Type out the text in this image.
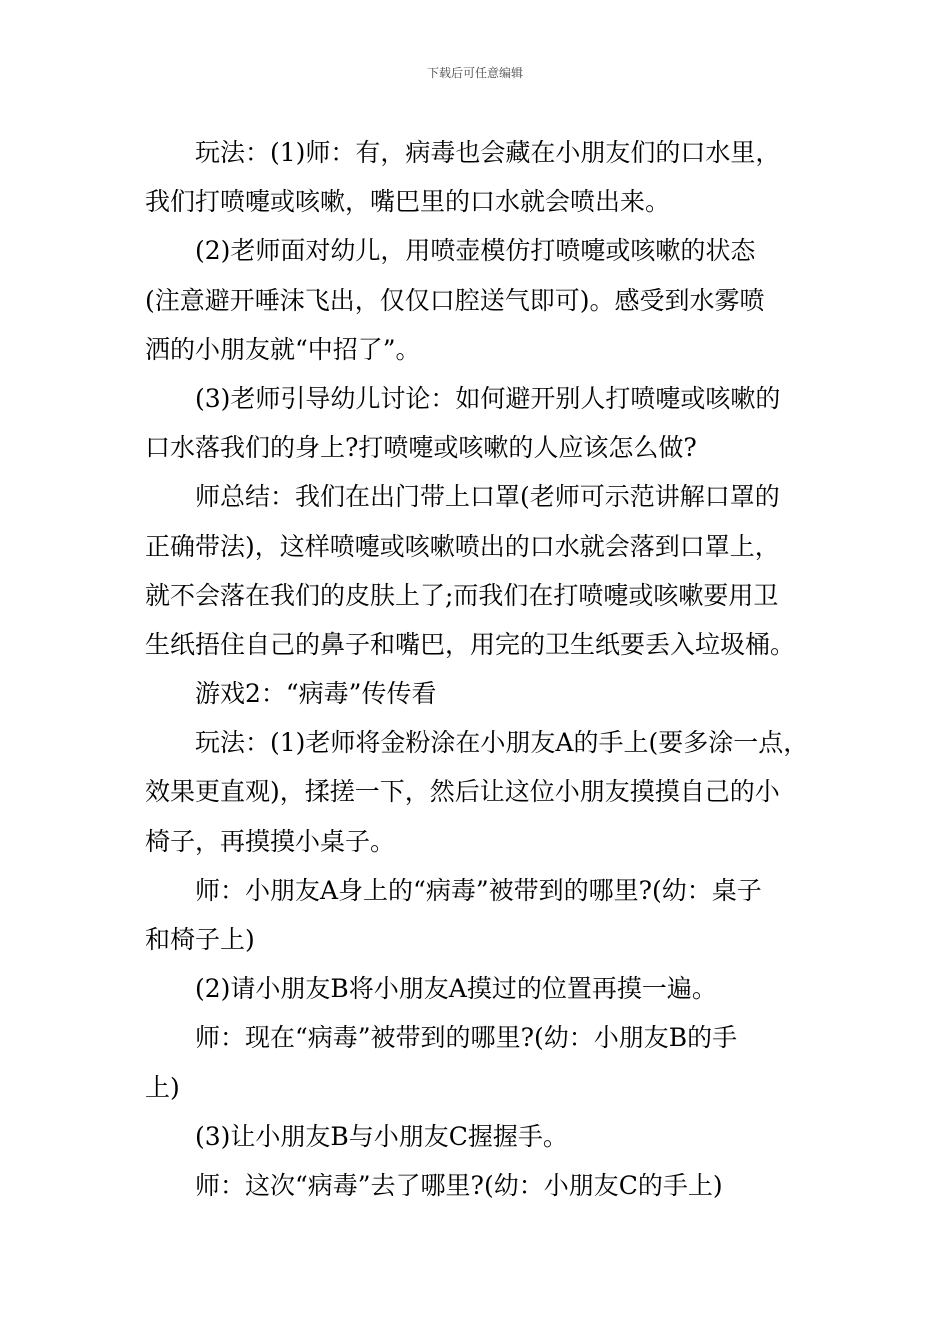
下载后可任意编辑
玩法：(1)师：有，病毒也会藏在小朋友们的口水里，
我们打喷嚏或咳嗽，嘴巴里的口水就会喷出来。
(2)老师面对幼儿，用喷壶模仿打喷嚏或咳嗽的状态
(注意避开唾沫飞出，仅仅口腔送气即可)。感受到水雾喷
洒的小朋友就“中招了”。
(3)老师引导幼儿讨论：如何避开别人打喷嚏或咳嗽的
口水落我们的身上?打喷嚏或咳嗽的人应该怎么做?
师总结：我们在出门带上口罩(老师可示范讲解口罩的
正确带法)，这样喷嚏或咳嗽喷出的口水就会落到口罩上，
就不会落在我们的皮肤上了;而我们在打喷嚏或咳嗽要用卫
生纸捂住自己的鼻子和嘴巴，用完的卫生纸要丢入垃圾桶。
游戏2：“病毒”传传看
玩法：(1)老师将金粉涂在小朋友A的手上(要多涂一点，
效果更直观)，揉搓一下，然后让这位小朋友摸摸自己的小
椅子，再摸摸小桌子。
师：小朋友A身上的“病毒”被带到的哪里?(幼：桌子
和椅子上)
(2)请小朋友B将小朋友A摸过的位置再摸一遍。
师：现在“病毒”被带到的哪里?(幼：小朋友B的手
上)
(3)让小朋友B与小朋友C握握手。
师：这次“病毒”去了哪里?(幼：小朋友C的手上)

* * *

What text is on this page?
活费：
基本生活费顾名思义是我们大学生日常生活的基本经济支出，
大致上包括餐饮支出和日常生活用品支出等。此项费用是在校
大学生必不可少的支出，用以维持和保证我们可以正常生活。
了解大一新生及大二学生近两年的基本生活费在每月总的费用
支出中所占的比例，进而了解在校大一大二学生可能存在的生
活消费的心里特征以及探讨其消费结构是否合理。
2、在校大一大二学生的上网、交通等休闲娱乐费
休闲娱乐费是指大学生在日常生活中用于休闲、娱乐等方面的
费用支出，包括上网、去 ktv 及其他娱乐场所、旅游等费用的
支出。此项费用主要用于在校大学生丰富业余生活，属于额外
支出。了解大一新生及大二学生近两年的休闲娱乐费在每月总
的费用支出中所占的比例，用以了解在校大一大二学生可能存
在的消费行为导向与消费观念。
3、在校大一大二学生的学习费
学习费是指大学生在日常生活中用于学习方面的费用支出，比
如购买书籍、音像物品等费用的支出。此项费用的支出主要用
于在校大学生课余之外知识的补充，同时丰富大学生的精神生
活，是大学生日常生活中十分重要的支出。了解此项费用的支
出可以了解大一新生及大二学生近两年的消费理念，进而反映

▶ _Goal_:
Show every line of the records above that contains the word "this".

▶ _Task solution_:
Type out the text in this image.
What text is on this page?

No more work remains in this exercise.